(TASK TO CARRY OUT)
Find and copy every line in the records that includes the string "SEGUROS".

(AVAILABLE DATA)
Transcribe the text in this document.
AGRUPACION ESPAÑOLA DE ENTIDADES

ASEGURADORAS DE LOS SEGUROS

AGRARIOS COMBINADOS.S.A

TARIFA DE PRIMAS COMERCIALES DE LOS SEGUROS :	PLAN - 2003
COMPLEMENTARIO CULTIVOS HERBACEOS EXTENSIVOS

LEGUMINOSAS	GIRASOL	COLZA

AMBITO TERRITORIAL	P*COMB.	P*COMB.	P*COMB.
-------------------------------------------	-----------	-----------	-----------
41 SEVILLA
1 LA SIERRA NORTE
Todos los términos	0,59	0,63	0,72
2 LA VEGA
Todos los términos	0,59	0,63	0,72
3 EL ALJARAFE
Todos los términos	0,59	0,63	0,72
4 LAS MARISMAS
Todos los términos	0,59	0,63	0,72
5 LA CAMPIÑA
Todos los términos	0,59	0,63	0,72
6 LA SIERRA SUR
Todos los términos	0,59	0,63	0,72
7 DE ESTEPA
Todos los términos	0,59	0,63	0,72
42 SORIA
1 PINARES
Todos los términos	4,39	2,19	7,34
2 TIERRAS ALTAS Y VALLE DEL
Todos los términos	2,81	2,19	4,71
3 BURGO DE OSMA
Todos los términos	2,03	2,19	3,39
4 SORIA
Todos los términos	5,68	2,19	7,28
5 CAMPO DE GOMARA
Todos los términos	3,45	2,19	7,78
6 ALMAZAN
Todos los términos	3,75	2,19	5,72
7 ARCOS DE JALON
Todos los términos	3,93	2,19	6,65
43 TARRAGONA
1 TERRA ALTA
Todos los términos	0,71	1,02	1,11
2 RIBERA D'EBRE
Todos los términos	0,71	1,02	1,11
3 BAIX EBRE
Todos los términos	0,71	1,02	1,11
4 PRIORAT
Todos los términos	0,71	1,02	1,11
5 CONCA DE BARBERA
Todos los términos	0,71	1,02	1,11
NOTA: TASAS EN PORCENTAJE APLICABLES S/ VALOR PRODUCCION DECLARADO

(FINISHED ANSWER)
ASEGURADORAS DE LOS SEGUROS
TARIFA DE PRIMAS COMERCIALES DE LOS SEGUROS :	PLAN - 2003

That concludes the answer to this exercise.